◆ Short problem 1
List every date or year that appears in the article about the memorial cross ruling.

Calif. war memorial cross ruled unconstitutional

January 5, 2011

WASHINGTON (RNS) A federal appeals court ruled Tuesday (Jan. 4) a
veterans' memorial featuring a 43-foot cross on California's Mount
Soledad is unconstitutional.


"The use of such a distinctively Christian symbol to honor all
veterans sends a strong message of endorsement and exclusion," wrote
Judge M. Margaret McKeown for the 9th U.S. Circuit Court of Appeals.


"It suggests that the government is so connected to a particular
religion that it treats that religion's symbolism as its own, as
universal."


The decision that the memorial in La Jolla, Calif., violates the
Establishment Clause reverses a lower court decision but does not
determine what will happen to the cross that has been the dominant
feature of the monument since it was erected in 1913.


"This result does not mean that the memorial could not be modified
to pass constitutional muster nor does it mean that no cross can be part
of this veterans' memorial," McKeown concluded.

◆ Short problem 2
In the listing, copy word for word the stretch from the line containing "List all visible" through the line containing "legend-marker-kandinsky xyxy=(325,86,335,96)", including both of those lines. Omit the pictures from your answer.

◆ Data provided
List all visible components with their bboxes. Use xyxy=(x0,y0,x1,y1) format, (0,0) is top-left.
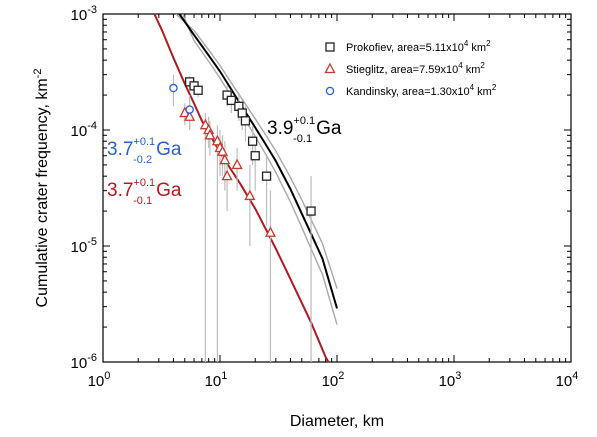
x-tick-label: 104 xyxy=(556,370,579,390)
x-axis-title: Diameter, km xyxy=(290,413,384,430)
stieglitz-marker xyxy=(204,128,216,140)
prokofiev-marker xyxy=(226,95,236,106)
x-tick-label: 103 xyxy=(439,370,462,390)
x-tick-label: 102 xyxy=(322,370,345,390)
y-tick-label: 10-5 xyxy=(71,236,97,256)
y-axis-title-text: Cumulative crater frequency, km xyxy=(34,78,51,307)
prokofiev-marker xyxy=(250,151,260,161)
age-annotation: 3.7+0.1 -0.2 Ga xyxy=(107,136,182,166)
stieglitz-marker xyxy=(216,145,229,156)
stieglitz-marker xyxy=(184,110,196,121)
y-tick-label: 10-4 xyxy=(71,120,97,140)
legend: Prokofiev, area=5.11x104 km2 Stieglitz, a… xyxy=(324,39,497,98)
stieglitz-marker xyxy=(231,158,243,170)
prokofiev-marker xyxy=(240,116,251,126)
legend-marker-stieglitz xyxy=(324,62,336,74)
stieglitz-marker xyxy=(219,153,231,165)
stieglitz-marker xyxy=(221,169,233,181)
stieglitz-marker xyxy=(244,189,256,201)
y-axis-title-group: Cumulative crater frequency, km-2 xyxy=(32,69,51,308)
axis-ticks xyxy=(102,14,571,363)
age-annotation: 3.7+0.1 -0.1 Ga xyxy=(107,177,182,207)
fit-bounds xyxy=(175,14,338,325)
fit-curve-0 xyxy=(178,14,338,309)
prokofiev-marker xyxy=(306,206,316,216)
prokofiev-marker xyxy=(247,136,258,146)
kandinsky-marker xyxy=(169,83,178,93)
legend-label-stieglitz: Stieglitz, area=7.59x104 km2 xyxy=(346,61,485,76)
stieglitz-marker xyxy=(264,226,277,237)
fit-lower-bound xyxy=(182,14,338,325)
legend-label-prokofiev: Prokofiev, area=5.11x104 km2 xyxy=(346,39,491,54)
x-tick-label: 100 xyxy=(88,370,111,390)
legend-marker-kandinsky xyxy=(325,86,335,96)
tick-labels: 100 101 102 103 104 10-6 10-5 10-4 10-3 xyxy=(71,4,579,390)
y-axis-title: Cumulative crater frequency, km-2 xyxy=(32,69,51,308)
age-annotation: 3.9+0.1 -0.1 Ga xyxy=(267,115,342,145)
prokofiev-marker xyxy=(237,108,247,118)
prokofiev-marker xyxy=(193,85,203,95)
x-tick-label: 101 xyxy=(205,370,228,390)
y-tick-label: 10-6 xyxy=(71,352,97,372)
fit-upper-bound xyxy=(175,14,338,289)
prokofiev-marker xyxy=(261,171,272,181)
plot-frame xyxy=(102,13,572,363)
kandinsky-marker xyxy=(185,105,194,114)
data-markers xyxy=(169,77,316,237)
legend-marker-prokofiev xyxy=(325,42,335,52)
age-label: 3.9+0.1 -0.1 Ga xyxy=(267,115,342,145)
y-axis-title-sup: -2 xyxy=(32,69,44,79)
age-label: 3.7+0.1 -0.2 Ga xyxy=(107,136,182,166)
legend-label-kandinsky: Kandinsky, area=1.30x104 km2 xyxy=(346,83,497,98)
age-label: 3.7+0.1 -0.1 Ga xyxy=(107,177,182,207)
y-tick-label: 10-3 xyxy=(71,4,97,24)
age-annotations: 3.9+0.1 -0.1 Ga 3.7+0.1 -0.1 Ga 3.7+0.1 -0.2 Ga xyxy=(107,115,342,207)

* * *

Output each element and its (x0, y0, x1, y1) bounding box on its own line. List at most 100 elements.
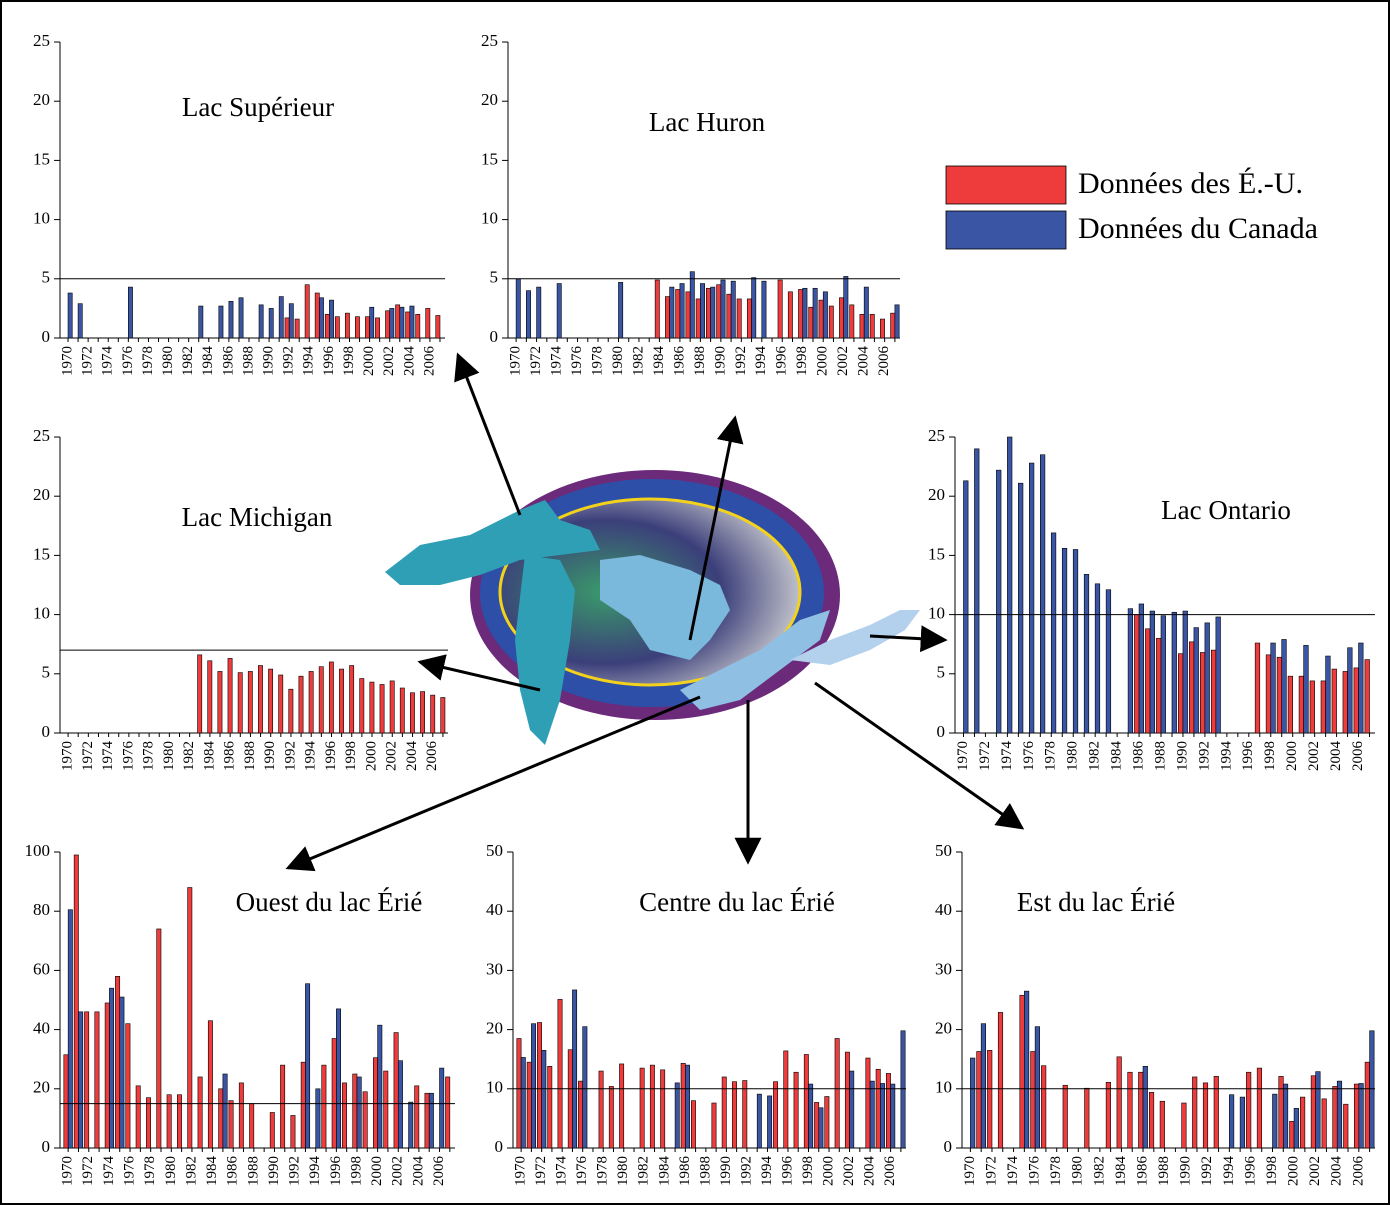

◆ Full response 1
January 5, 2011
Tuesday (Jan. 4)
1913

◆ Full response 2
List all visible components with their bboxes. Use xyxy=(x0,y0,x1,y1) format, (0,0) is top-left.
x-tick-label: 104 xyxy=(556,370,579,390)
x-axis-title: Diameter, km xyxy=(290,413,384,430)
stieglitz-marker xyxy=(204,128,216,140)
prokofiev-marker xyxy=(226,95,236,106)
x-tick-label: 103 xyxy=(439,370,462,390)
x-tick-label: 102 xyxy=(322,370,345,390)
y-tick-label: 10-5 xyxy=(71,236,97,256)
y-axis-title-text: Cumulative crater frequency, km xyxy=(34,78,51,307)
prokofiev-marker xyxy=(250,151,260,161)
age-annotation: 3.7+0.1 -0.2 Ga xyxy=(107,136,182,166)
stieglitz-marker xyxy=(216,145,229,156)
stieglitz-marker xyxy=(184,110,196,121)
y-tick-label: 10-4 xyxy=(71,120,97,140)
legend: Prokofiev, area=5.11x104 km2 Stieglitz, a… xyxy=(324,39,497,98)
stieglitz-marker xyxy=(231,158,243,170)
prokofiev-marker xyxy=(240,116,251,126)
legend-marker-stieglitz xyxy=(324,62,336,74)
stieglitz-marker xyxy=(219,153,231,165)
stieglitz-marker xyxy=(221,169,233,181)
stieglitz-marker xyxy=(244,189,256,201)
y-axis-title-group: Cumulative crater frequency, km-2 xyxy=(32,69,51,308)
axis-ticks xyxy=(102,14,571,363)
age-annotation: 3.7+0.1 -0.1 Ga xyxy=(107,177,182,207)
fit-bounds xyxy=(175,14,338,325)
fit-curve-0 xyxy=(178,14,338,309)
prokofiev-marker xyxy=(306,206,316,216)
prokofiev-marker xyxy=(247,136,258,146)
kandinsky-marker xyxy=(169,83,178,93)
legend-label-stieglitz: Stieglitz, area=7.59x104 km2 xyxy=(346,61,485,76)
stieglitz-marker xyxy=(264,226,277,237)
fit-lower-bound xyxy=(182,14,338,325)
legend-label-prokofiev: Prokofiev, area=5.11x104 km2 xyxy=(346,39,491,54)
x-tick-label: 100 xyxy=(88,370,111,390)
legend-marker-kandinsky xyxy=(325,86,335,96)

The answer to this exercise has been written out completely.